### Objective:
Take each line containing the word "this" and copy it.
**********
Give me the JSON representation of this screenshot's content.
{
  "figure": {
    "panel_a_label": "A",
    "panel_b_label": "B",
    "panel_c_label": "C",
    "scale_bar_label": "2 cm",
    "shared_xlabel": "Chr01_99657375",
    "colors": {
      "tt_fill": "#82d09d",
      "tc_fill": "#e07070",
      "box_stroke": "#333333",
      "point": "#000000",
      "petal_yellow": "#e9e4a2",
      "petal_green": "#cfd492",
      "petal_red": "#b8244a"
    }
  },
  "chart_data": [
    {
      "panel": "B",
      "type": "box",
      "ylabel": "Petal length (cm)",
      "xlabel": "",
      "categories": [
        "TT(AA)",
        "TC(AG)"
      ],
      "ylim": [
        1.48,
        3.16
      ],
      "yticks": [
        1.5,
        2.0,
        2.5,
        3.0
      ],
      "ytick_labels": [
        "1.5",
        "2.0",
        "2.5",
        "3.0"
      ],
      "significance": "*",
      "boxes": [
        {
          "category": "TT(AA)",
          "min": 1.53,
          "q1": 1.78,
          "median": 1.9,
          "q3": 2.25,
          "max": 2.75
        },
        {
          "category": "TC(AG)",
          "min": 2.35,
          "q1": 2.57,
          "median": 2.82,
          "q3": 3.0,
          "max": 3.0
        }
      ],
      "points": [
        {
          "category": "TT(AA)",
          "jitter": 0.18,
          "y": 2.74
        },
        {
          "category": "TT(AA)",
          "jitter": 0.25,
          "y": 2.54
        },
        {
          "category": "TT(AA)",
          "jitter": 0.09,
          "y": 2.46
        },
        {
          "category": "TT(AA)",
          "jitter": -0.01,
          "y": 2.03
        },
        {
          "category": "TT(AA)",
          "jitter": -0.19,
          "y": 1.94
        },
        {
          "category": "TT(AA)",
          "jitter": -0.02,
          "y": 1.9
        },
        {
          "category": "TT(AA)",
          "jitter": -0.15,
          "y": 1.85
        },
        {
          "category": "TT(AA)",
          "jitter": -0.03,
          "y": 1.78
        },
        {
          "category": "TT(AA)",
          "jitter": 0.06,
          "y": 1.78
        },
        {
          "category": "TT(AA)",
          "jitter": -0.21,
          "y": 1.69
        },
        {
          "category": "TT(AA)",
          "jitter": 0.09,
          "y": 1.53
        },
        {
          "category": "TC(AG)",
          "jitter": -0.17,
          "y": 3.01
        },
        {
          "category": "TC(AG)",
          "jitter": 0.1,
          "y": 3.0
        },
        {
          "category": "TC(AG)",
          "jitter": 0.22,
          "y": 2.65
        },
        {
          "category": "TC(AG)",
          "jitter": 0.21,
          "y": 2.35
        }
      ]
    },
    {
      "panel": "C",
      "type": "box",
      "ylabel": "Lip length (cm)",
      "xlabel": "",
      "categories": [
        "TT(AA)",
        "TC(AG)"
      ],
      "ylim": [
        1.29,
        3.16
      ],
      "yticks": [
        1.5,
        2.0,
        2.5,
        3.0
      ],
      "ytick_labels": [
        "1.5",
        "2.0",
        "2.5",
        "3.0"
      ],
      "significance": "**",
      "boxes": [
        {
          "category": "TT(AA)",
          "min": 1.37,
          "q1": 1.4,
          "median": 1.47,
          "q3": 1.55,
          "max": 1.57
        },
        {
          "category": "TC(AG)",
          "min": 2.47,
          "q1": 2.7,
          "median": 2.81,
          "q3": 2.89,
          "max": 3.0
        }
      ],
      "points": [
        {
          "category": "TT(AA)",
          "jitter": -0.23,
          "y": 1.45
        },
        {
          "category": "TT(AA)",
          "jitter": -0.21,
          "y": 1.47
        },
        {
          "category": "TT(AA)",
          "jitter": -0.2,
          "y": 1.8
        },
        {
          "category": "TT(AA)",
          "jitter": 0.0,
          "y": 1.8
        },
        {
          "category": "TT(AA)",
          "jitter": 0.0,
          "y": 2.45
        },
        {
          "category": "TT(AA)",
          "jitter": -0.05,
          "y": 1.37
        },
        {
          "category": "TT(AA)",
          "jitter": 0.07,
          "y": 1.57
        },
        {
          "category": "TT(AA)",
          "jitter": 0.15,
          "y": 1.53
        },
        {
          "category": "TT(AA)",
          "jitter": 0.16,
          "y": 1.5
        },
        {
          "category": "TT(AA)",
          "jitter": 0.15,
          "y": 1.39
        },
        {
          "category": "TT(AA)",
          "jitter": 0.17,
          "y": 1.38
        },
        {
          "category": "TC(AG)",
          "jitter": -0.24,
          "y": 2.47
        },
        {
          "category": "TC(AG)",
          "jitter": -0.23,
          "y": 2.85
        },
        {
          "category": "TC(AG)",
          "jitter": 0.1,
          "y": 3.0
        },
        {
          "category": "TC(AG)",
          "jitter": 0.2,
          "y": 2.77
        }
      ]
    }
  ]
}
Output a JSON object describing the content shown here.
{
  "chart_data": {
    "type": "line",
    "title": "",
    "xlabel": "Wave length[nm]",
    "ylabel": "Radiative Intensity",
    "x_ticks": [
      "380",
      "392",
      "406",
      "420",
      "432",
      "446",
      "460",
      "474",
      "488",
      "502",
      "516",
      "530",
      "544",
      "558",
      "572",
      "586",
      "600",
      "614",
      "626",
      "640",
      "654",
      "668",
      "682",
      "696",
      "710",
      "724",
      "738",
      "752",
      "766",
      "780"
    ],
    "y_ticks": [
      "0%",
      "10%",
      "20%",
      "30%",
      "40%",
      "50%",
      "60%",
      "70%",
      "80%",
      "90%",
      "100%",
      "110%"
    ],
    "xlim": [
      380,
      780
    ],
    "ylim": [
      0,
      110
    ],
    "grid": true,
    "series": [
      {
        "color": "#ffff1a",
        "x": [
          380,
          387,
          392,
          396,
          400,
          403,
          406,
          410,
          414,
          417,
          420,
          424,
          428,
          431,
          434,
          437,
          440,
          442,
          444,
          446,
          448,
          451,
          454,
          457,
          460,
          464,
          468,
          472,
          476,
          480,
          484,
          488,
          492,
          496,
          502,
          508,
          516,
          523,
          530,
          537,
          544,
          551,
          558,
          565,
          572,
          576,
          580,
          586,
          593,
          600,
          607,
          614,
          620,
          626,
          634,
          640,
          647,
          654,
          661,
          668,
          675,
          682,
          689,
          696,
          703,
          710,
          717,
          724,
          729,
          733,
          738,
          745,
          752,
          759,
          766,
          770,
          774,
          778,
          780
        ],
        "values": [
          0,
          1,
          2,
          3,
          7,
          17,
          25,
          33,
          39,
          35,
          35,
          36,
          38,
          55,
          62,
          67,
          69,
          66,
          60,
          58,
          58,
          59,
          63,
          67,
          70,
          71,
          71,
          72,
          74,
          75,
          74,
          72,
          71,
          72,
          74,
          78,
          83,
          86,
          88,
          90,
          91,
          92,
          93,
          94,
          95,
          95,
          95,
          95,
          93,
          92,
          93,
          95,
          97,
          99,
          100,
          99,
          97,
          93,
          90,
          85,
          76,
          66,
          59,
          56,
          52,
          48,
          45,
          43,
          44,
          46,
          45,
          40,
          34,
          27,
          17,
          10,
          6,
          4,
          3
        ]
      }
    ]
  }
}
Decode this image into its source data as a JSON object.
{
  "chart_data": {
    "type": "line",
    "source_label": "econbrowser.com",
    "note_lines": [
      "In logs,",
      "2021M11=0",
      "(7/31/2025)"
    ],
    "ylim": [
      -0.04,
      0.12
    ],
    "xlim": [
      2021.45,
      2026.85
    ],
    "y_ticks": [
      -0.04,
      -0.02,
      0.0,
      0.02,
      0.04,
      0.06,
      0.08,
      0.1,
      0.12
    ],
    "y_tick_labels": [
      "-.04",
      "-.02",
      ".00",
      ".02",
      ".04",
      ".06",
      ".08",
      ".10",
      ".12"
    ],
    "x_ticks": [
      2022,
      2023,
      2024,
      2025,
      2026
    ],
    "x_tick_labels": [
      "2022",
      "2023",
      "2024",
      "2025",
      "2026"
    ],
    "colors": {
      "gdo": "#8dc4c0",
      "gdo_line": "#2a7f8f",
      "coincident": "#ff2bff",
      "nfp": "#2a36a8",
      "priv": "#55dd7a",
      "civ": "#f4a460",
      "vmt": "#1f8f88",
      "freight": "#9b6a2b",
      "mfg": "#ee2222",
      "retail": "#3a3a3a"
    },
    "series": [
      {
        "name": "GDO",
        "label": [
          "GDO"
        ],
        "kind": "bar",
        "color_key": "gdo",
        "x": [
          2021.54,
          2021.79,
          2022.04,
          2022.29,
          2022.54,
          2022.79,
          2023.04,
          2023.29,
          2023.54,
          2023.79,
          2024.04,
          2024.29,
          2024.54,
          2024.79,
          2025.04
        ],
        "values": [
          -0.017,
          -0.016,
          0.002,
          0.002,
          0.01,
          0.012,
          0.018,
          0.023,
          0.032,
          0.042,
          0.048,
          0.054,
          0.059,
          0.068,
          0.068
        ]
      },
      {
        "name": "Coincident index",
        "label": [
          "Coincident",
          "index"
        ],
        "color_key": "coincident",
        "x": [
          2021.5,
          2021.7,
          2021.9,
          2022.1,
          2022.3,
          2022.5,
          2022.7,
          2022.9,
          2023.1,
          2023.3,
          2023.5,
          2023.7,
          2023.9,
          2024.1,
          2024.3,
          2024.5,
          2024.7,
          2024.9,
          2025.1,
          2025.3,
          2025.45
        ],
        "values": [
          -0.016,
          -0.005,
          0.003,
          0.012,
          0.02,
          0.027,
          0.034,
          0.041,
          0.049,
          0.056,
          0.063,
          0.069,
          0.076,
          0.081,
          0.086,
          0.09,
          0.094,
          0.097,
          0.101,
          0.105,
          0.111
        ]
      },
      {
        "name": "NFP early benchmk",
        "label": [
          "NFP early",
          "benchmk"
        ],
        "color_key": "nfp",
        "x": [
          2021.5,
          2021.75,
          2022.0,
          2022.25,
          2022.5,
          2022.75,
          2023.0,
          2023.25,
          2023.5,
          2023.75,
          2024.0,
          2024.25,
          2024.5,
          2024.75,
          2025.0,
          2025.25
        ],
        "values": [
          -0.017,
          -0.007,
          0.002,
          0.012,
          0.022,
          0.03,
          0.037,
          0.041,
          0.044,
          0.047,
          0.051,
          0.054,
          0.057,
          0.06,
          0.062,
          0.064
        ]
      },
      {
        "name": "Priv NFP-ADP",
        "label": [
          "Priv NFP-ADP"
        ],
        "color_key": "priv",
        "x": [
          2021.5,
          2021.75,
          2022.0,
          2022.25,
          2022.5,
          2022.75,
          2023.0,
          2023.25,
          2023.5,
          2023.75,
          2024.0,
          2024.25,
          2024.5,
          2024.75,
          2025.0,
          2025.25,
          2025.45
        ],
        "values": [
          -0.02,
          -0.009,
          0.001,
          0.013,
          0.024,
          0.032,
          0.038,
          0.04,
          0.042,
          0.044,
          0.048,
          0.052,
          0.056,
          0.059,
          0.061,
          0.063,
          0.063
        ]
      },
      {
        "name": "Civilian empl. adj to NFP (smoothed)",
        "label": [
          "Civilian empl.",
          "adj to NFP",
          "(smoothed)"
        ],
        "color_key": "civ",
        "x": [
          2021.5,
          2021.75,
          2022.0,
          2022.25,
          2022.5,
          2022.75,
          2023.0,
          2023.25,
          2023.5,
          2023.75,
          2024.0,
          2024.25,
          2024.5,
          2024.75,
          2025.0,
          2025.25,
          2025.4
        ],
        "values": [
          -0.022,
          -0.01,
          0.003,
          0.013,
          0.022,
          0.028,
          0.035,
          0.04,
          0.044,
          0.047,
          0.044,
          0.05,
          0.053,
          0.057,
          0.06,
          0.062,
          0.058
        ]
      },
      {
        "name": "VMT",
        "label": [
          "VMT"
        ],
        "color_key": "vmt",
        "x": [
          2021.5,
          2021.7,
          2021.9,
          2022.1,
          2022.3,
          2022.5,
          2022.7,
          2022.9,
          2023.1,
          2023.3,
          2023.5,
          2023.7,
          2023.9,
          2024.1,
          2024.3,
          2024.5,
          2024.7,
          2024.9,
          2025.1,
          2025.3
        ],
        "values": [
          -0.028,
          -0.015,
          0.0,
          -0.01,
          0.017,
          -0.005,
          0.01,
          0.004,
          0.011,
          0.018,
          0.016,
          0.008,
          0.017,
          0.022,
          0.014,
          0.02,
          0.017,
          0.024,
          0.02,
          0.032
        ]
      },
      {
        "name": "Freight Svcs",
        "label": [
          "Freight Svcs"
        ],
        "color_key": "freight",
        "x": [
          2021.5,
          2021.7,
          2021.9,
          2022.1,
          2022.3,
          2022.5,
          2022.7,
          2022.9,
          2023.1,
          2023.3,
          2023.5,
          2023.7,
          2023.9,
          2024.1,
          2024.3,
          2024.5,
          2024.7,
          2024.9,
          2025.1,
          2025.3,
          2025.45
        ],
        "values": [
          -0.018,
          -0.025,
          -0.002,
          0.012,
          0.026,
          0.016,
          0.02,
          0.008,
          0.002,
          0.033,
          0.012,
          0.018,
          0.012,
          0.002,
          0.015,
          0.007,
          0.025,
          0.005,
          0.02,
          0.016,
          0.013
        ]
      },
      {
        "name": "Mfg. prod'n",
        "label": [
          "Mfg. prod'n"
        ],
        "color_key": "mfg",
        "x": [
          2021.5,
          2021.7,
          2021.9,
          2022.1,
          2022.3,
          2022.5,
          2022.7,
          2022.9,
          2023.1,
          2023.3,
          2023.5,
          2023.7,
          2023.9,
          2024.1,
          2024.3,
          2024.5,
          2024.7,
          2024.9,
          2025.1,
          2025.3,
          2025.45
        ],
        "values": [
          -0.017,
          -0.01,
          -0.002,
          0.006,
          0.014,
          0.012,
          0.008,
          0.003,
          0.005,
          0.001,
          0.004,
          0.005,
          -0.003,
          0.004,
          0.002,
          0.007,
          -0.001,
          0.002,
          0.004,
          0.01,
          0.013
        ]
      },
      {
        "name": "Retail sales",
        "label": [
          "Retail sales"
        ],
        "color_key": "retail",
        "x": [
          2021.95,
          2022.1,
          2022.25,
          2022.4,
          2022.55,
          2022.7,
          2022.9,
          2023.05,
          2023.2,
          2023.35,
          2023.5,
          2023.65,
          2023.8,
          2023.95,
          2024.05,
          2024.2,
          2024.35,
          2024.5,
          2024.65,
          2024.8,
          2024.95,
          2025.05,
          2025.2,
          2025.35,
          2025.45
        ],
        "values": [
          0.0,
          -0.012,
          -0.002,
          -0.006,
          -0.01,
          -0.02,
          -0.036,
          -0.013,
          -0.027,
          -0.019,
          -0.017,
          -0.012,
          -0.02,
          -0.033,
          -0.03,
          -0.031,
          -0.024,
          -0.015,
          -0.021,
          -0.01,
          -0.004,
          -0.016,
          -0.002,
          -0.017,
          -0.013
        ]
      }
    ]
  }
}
**********
### Complete output:
Give me the JSON representation of this screenshot's content.
Decode this image into its source data as a JSON object.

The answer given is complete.